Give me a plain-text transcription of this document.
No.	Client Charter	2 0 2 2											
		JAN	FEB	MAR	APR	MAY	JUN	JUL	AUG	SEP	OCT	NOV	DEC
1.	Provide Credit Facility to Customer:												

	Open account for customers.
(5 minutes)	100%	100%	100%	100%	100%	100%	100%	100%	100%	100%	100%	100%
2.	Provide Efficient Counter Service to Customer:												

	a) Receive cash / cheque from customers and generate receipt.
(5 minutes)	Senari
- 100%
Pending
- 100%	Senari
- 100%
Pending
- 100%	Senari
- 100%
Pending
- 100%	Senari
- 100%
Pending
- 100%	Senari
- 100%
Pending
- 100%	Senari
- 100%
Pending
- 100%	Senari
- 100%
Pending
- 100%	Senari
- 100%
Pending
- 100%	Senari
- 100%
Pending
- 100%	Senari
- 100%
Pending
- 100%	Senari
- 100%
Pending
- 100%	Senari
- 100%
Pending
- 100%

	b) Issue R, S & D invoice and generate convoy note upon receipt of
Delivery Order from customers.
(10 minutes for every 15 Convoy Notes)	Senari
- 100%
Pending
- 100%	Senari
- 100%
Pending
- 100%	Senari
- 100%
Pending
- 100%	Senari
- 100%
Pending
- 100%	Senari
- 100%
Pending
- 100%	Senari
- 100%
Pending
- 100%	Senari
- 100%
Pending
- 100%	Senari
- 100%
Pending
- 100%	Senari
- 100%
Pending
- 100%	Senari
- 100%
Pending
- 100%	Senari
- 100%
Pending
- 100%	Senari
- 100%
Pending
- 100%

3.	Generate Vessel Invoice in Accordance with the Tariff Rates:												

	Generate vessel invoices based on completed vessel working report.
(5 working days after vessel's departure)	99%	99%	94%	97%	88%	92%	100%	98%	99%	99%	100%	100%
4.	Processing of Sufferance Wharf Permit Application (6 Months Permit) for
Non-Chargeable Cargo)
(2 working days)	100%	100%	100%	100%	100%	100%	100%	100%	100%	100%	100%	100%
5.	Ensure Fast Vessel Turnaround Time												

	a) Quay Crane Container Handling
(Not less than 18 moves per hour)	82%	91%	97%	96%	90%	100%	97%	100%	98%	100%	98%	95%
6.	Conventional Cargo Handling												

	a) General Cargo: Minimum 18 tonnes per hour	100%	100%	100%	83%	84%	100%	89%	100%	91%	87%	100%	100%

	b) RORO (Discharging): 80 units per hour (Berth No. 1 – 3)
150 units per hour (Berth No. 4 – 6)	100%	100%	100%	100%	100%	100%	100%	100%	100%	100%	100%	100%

◇ ◇ ◇ ◇

● INSTRUCTIONS TO FOLLOW: All of the lines above need to be given again exactly.

● CORRECT RESULT:
Give me a plain-text transcription of this document.
No.	Client Charter	2 0 2 2											
		JAN	FEB	MAR	APR	MAY	JUN	JUL	AUG	SEP	OCT	NOV	DEC
1.	Provide Credit Facility to Customer:												

	Open account for customers.
(5 minutes)	100%	100%	100%	100%	100%	100%	100%	100%	100%	100%	100%	100%
2.	Provide Efficient Counter Service to Customer:												

	a) Receive cash / cheque from customers and generate receipt.
(5 minutes)	Senari
- 100%
Pending
- 100%	Senari
- 100%
Pending
- 100%	Senari
- 100%
Pending
- 100%	Senari
- 100%
Pending
- 100%	Senari
- 100%
Pending
- 100%	Senari
- 100%
Pending
- 100%	Senari
- 100%
Pending
- 100%	Senari
- 100%
Pending
- 100%	Senari
- 100%
Pending
- 100%	Senari
- 100%
Pending
- 100%	Senari
- 100%
Pending
- 100%	Senari
- 100%
Pending
- 100%

	b) Issue R, S & D invoice and generate convoy note upon receipt of
Delivery Order from customers.
(10 minutes for every 15 Convoy Notes)	Senari
- 100%
Pending
- 100%	Senari
- 100%
Pending
- 100%	Senari
- 100%
Pending
- 100%	Senari
- 100%
Pending
- 100%	Senari
- 100%
Pending
- 100%	Senari
- 100%
Pending
- 100%	Senari
- 100%
Pending
- 100%	Senari
- 100%
Pending
- 100%	Senari
- 100%
Pending
- 100%	Senari
- 100%
Pending
- 100%	Senari
- 100%
Pending
- 100%	Senari
- 100%
Pending
- 100%

3.	Generate Vessel Invoice in Accordance with the Tariff Rates:												

	Generate vessel invoices based on completed vessel working report.
(5 working days after vessel's departure)	99%	99%	94%	97%	88%	92%	100%	98%	99%	99%	100%	100%
4.	Processing of Sufferance Wharf Permit Application (6 Months Permit) for
Non-Chargeable Cargo)
(2 working days)	100%	100%	100%	100%	100%	100%	100%	100%	100%	100%	100%	100%
5.	Ensure Fast Vessel Turnaround Time												

	a) Quay Crane Container Handling
(Not less than 18 moves per hour)	82%	91%	97%	96%	90%	100%	97%	100%	98%	100%	98%	95%
6.	Conventional Cargo Handling												

	a) General Cargo: Minimum 18 tonnes per hour	100%	100%	100%	83%	84%	100%	89%	100%	91%	87%	100%	100%

	b) RORO (Discharging): 80 units per hour (Berth No. 1 – 3)
150 units per hour (Berth No. 4 – 6)	100%	100%	100%	100%	100%	100%	100%	100%	100%	100%	100%	100%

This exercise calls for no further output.